### [EXERCISE DETAILS]
Reproduce every entry exactly and leave its pictures out.
Begin RECORDS FOR THE TASK
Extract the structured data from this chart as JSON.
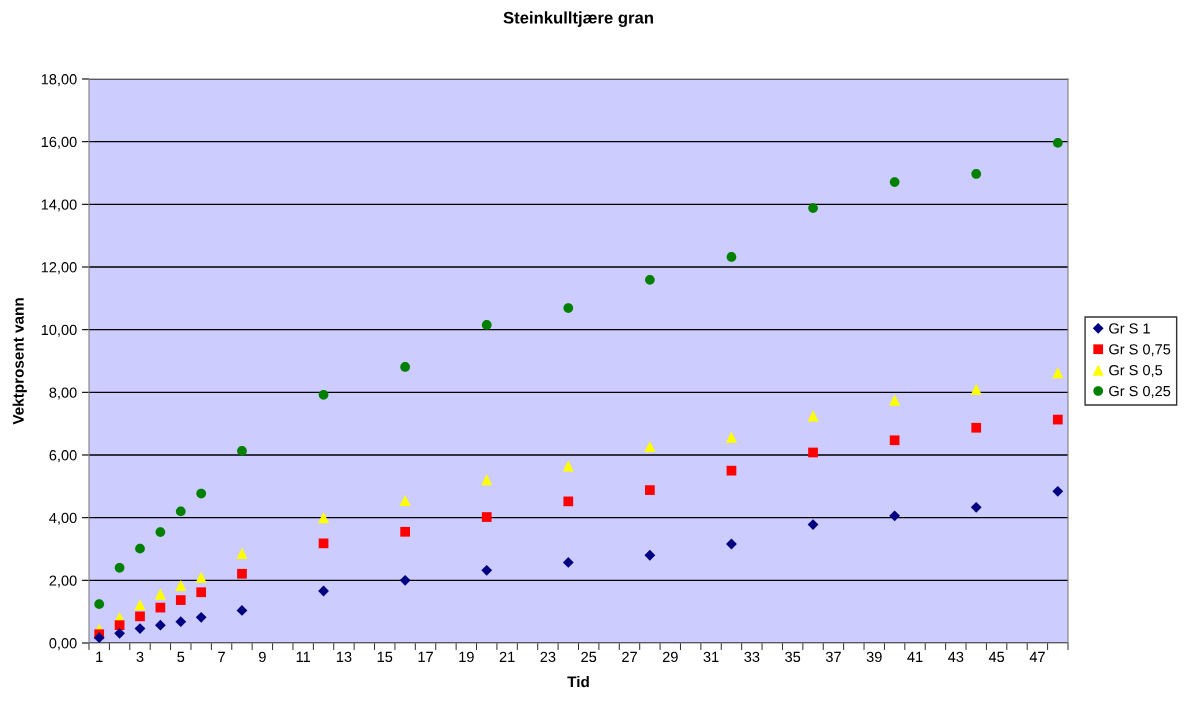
{
  "chart_data": {
    "type": "scatter",
    "title": "Steinkulltjære gran",
    "xlabel": "Tid",
    "ylabel": "Vektprosent vann",
    "x": [
      1,
      2,
      3,
      4,
      5,
      6,
      8,
      12,
      16,
      20,
      24,
      28,
      32,
      36,
      40,
      44,
      48
    ],
    "series": [
      {
        "name": "Gr S 1",
        "color": "#000080",
        "marker": "diamond",
        "values": [
          0.17,
          0.31,
          0.46,
          0.57,
          0.68,
          0.82,
          1.04,
          1.66,
          2.0,
          2.32,
          2.57,
          2.8,
          3.16,
          3.78,
          4.06,
          4.33,
          4.84
        ]
      },
      {
        "name": "Gr S 0,75",
        "color": "#ff0000",
        "marker": "square",
        "values": [
          0.28,
          0.57,
          0.85,
          1.13,
          1.37,
          1.62,
          2.21,
          3.18,
          3.55,
          4.02,
          4.52,
          4.88,
          5.5,
          6.08,
          6.47,
          6.87,
          7.13
        ]
      },
      {
        "name": "Gr S 0,5",
        "color": "#ffff00",
        "marker": "triangle",
        "values": [
          0.44,
          0.81,
          1.22,
          1.56,
          1.84,
          2.1,
          2.86,
          4.0,
          4.55,
          5.21,
          5.65,
          6.27,
          6.57,
          7.25,
          7.75,
          8.1,
          8.63
        ]
      },
      {
        "name": "Gr S 0,25",
        "color": "#008000",
        "marker": "circle",
        "values": [
          1.24,
          2.4,
          3.01,
          3.54,
          4.2,
          4.77,
          6.13,
          7.92,
          8.81,
          10.15,
          10.69,
          11.59,
          12.32,
          13.88,
          14.71,
          14.97,
          15.96
        ]
      }
    ],
    "xlim": [
      0.5,
      48.5
    ],
    "xticks": [
      {
        "value": 1,
        "label": "1"
      },
      {
        "value": 3,
        "label": "3"
      },
      {
        "value": 5,
        "label": "5"
      },
      {
        "value": 7,
        "label": "7"
      },
      {
        "value": 9,
        "label": "9"
      },
      {
        "value": 11,
        "label": "11"
      },
      {
        "value": 13,
        "label": "13"
      },
      {
        "value": 15,
        "label": "15"
      },
      {
        "value": 17,
        "label": "17"
      },
      {
        "value": 19,
        "label": "19"
      },
      {
        "value": 21,
        "label": "21"
      },
      {
        "value": 23,
        "label": "23"
      },
      {
        "value": 25,
        "label": "25"
      },
      {
        "value": 27,
        "label": "27"
      },
      {
        "value": 29,
        "label": "29"
      },
      {
        "value": 31,
        "label": "31"
      },
      {
        "value": 33,
        "label": "33"
      },
      {
        "value": 35,
        "label": "35"
      },
      {
        "value": 37,
        "label": "37"
      },
      {
        "value": 39,
        "label": "39"
      },
      {
        "value": 41,
        "label": "41"
      },
      {
        "value": 43,
        "label": "43"
      },
      {
        "value": 45,
        "label": "45"
      },
      {
        "value": 47,
        "label": "47"
      }
    ],
    "ylim": [
      0,
      18
    ],
    "yticks": [
      {
        "value": 0,
        "label": "0,00"
      },
      {
        "value": 2,
        "label": "2,00"
      },
      {
        "value": 4,
        "label": "4,00"
      },
      {
        "value": 6,
        "label": "6,00"
      },
      {
        "value": 8,
        "label": "8,00"
      },
      {
        "value": 10,
        "label": "10,00"
      },
      {
        "value": 12,
        "label": "12,00"
      },
      {
        "value": 14,
        "label": "14,00"
      },
      {
        "value": 16,
        "label": "16,00"
      },
      {
        "value": 18,
        "label": "18,00"
      }
    ],
    "grid": "y",
    "legend": "right"
  }
}
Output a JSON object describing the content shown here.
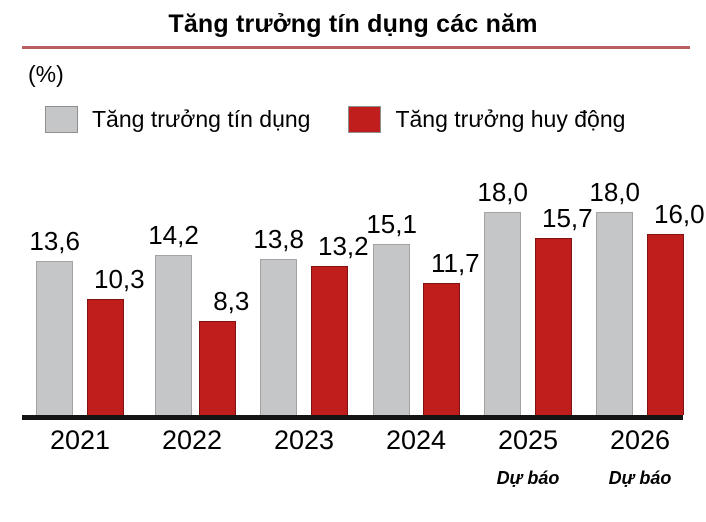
{
  "style": {
    "title_underline_color": "#b86060",
    "axis_color": "#141414",
    "background": "#ffffff"
  },
  "chart_data": {
    "type": "bar",
    "title": "Tăng trưởng tín dụng các năm",
    "ylabel": "(%)",
    "xlabel": "",
    "categories": [
      "2021",
      "2022",
      "2023",
      "2024",
      "2025",
      "2026"
    ],
    "series": [
      {
        "name": "Tăng trưởng tín dụng",
        "color": "#c5c6c8",
        "border_color": "#a3a3a5",
        "values": [
          13.6,
          14.2,
          13.8,
          15.1,
          18.0,
          18.0
        ],
        "value_labels": [
          "13,6",
          "14,2",
          "13,8",
          "15,1",
          "18,0",
          "18,0"
        ]
      },
      {
        "name": "Tăng trưởng huy động",
        "color": "#c01d1d",
        "border_color": "#801212",
        "values": [
          10.3,
          8.3,
          13.2,
          11.7,
          15.7,
          16.0
        ],
        "value_labels": [
          "10,3",
          "8,3",
          "13,2",
          "11,7",
          "15,7",
          "16,0"
        ]
      }
    ],
    "forecast_label": "Dự báo",
    "forecast_categories": [
      "2025",
      "2026"
    ],
    "ylim": [
      0,
      20
    ],
    "grid": false,
    "legend_position": "top"
  }
}
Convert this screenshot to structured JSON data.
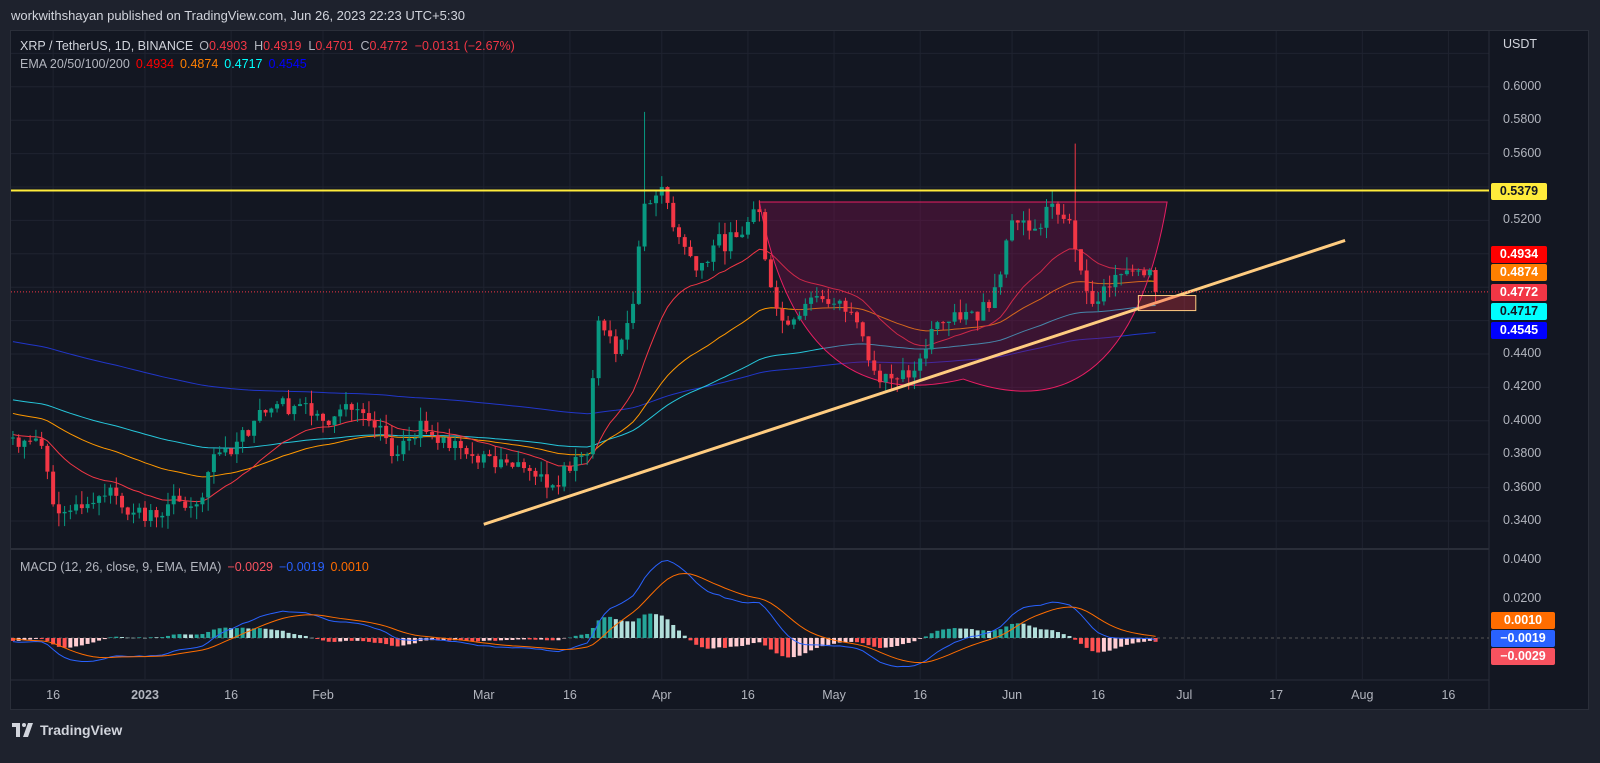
End RECORDS FOR THE TASK
### [ANSWER FOR THIS EXERCISE]
Extract the structured data from this chart as JSON.
{
  "chart_data": {
    "type": "scatter",
    "title": "Steinkulltjære gran",
    "xlabel": "Tid",
    "ylabel": "Vektprosent vann",
    "x": [
      1,
      2,
      3,
      4,
      5,
      6,
      8,
      12,
      16,
      20,
      24,
      28,
      32,
      36,
      40,
      44,
      48
    ],
    "series": [
      {
        "name": "Gr S 1",
        "color": "#000080",
        "marker": "diamond",
        "values": [
          0.17,
          0.31,
          0.46,
          0.57,
          0.68,
          0.82,
          1.04,
          1.66,
          2.0,
          2.32,
          2.57,
          2.8,
          3.16,
          3.78,
          4.06,
          4.33,
          4.84
        ]
      },
      {
        "name": "Gr S 0,75",
        "color": "#ff0000",
        "marker": "square",
        "values": [
          0.28,
          0.57,
          0.85,
          1.13,
          1.37,
          1.62,
          2.21,
          3.18,
          3.55,
          4.02,
          4.52,
          4.88,
          5.5,
          6.08,
          6.47,
          6.87,
          7.13
        ]
      },
      {
        "name": "Gr S 0,5",
        "color": "#ffff00",
        "marker": "triangle",
        "values": [
          0.44,
          0.81,
          1.22,
          1.56,
          1.84,
          2.1,
          2.86,
          4.0,
          4.55,
          5.21,
          5.65,
          6.27,
          6.57,
          7.25,
          7.75,
          8.1,
          8.63
        ]
      },
      {
        "name": "Gr S 0,25",
        "color": "#008000",
        "marker": "circle",
        "values": [
          1.24,
          2.4,
          3.01,
          3.54,
          4.2,
          4.77,
          6.13,
          7.92,
          8.81,
          10.15,
          10.69,
          11.59,
          12.32,
          13.88,
          14.71,
          14.97,
          15.96
        ]
      }
    ],
    "xlim": [
      0.5,
      48.5
    ],
    "xticks": [
      {
        "value": 1,
        "label": "1"
      },
      {
        "value": 3,
        "label": "3"
      },
      {
        "value": 5,
        "label": "5"
      },
      {
        "value": 7,
        "label": "7"
      },
      {
        "value": 9,
        "label": "9"
      },
      {
        "value": 11,
        "label": "11"
      },
      {
        "value": 13,
        "label": "13"
      },
      {
        "value": 15,
        "label": "15"
      },
      {
        "value": 17,
        "label": "17"
      },
      {
        "value": 19,
        "label": "19"
      },
      {
        "value": 21,
        "label": "21"
      },
      {
        "value": 23,
        "label": "23"
      },
      {
        "value": 25,
        "label": "25"
      },
      {
        "value": 27,
        "label": "27"
      },
      {
        "value": 29,
        "label": "29"
      },
      {
        "value": 31,
        "label": "31"
      },
      {
        "value": 33,
        "label": "33"
      },
      {
        "value": 35,
        "label": "35"
      },
      {
        "value": 37,
        "label": "37"
      },
      {
        "value": 39,
        "label": "39"
      },
      {
        "value": 41,
        "label": "41"
      },
      {
        "value": 43,
        "label": "43"
      },
      {
        "value": 45,
        "label": "45"
      },
      {
        "value": 47,
        "label": "47"
      }
    ],
    "ylim": [
      0,
      18
    ],
    "yticks": [
      {
        "value": 0,
        "label": "0,00"
      },
      {
        "value": 2,
        "label": "2,00"
      },
      {
        "value": 4,
        "label": "4,00"
      },
      {
        "value": 6,
        "label": "6,00"
      },
      {
        "value": 8,
        "label": "8,00"
      },
      {
        "value": 10,
        "label": "10,00"
      },
      {
        "value": 12,
        "label": "12,00"
      },
      {
        "value": 14,
        "label": "14,00"
      },
      {
        "value": 16,
        "label": "16,00"
      },
      {
        "value": 18,
        "label": "18,00"
      }
    ],
    "grid": "y",
    "legend": "right"
  }
}
Output a JSON object describing the content shown here.
{
  "style": {
    "title_underline_color": "#b86060",
    "axis_color": "#141414",
    "background": "#ffffff"
  },
  "chart_data": {
    "type": "bar",
    "title": "Tăng trưởng tín dụng các năm",
    "ylabel": "(%)",
    "xlabel": "",
    "categories": [
      "2021",
      "2022",
      "2023",
      "2024",
      "2025",
      "2026"
    ],
    "series": [
      {
        "name": "Tăng trưởng tín dụng",
        "color": "#c5c6c8",
        "border_color": "#a3a3a5",
        "values": [
          13.6,
          14.2,
          13.8,
          15.1,
          18.0,
          18.0
        ],
        "value_labels": [
          "13,6",
          "14,2",
          "13,8",
          "15,1",
          "18,0",
          "18,0"
        ]
      },
      {
        "name": "Tăng trưởng huy động",
        "color": "#c01d1d",
        "border_color": "#801212",
        "values": [
          10.3,
          8.3,
          13.2,
          11.7,
          15.7,
          16.0
        ],
        "value_labels": [
          "10,3",
          "8,3",
          "13,2",
          "11,7",
          "15,7",
          "16,0"
        ]
      }
    ],
    "forecast_label": "Dự báo",
    "forecast_categories": [
      "2025",
      "2026"
    ],
    "ylim": [
      0,
      20
    ],
    "grid": false,
    "legend_position": "top"
  }
}
Convert this screenshot to structured JSON data.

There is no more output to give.